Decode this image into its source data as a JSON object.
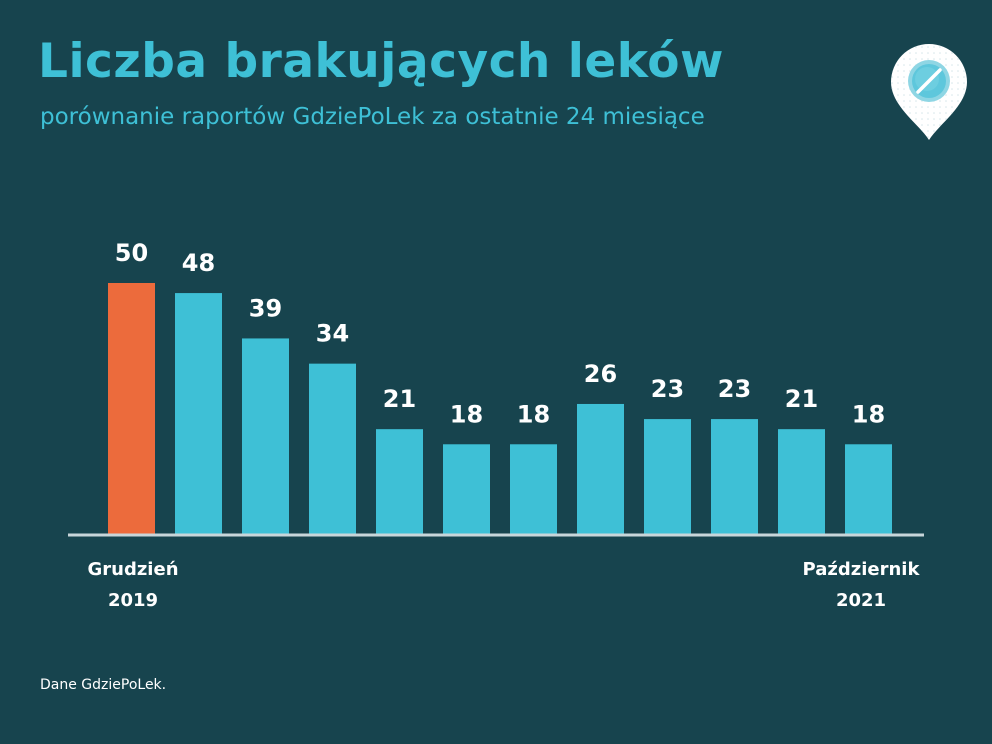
{
  "title": "Liczba brakujących leków",
  "subtitle": "porównanie raportów GdziePoLek za ostatnie 24 miesiące",
  "source": "Dane GdziePoLek.",
  "logo_icon": "pill-location-pin-icon",
  "colors": {
    "background": "#17444e",
    "accent": "#3ec0d6",
    "highlight": "#ec6b3c",
    "text": "#ffffff",
    "baseline": "#c8d6da"
  },
  "chart_data": {
    "type": "bar",
    "values": [
      50,
      48,
      39,
      34,
      21,
      18,
      18,
      26,
      23,
      23,
      21,
      18
    ],
    "highlight_index": 0,
    "ylim": [
      0,
      50
    ],
    "data_labels": true,
    "grid": false,
    "legend": "none",
    "axis_labels": {
      "start": [
        "Grudzień",
        "2019"
      ],
      "end": [
        "Październik",
        "2021"
      ]
    }
  }
}
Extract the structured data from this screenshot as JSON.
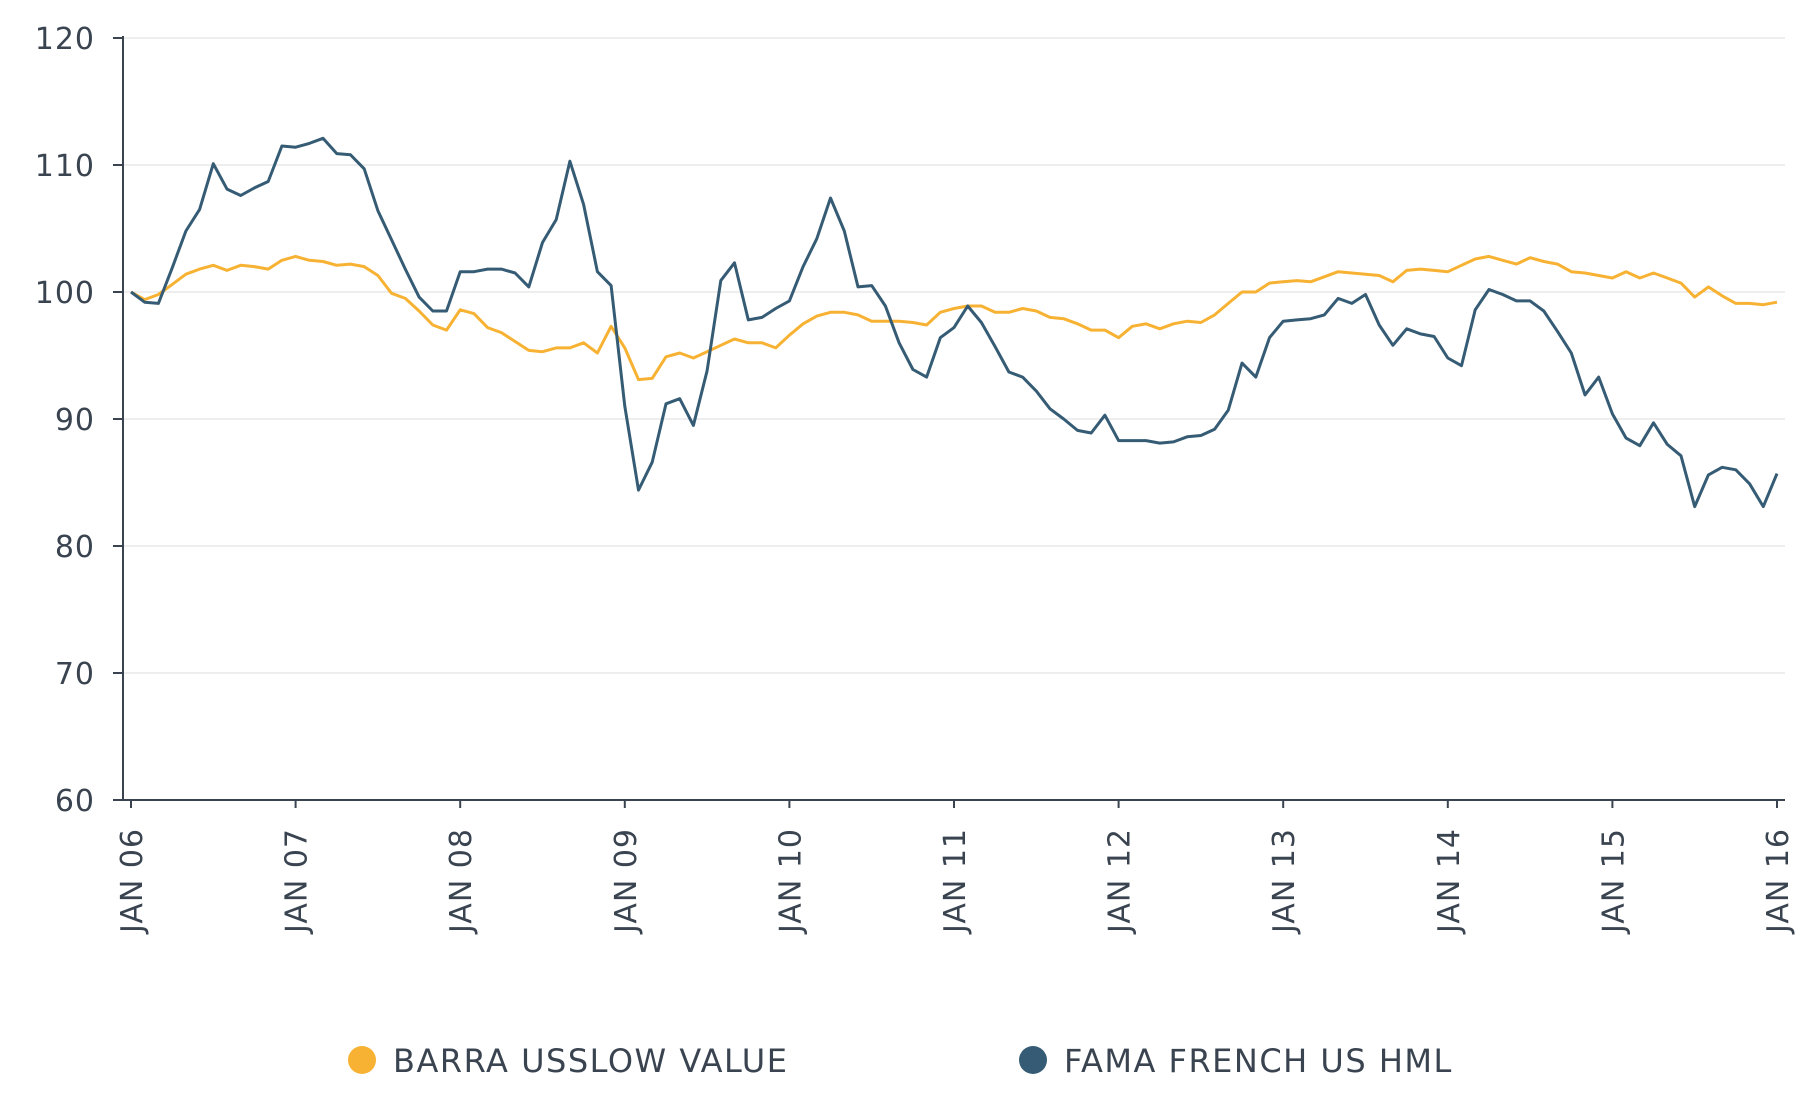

◇ ◇ ◇ ◇ ◇

EXERCISE BRIEF: Extract all the data above exactly, excluding every picture.

TASK RESPONSE:
Decode this image into its source data as a JSON object.
{
  "title": "Liczba brakujących leków",
  "subtitle": "porównanie raportów GdziePoLek za ostatnie 24 miesiące",
  "source": "Dane GdziePoLek.",
  "logo_icon": "pill-location-pin-icon",
  "colors": {
    "background": "#17444e",
    "accent": "#3ec0d6",
    "highlight": "#ec6b3c",
    "text": "#ffffff",
    "baseline": "#c8d6da"
  },
  "chart_data": {
    "type": "bar",
    "values": [
      50,
      48,
      39,
      34,
      21,
      18,
      18,
      26,
      23,
      23,
      21,
      18
    ],
    "highlight_index": 0,
    "ylim": [
      0,
      50
    ],
    "data_labels": true,
    "grid": false,
    "legend": "none",
    "axis_labels": {
      "start": [
        "Grudzień",
        "2019"
      ],
      "end": [
        "Październik",
        "2021"
      ]
    }
  }
}
Extract the structured data from this screenshot as JSON.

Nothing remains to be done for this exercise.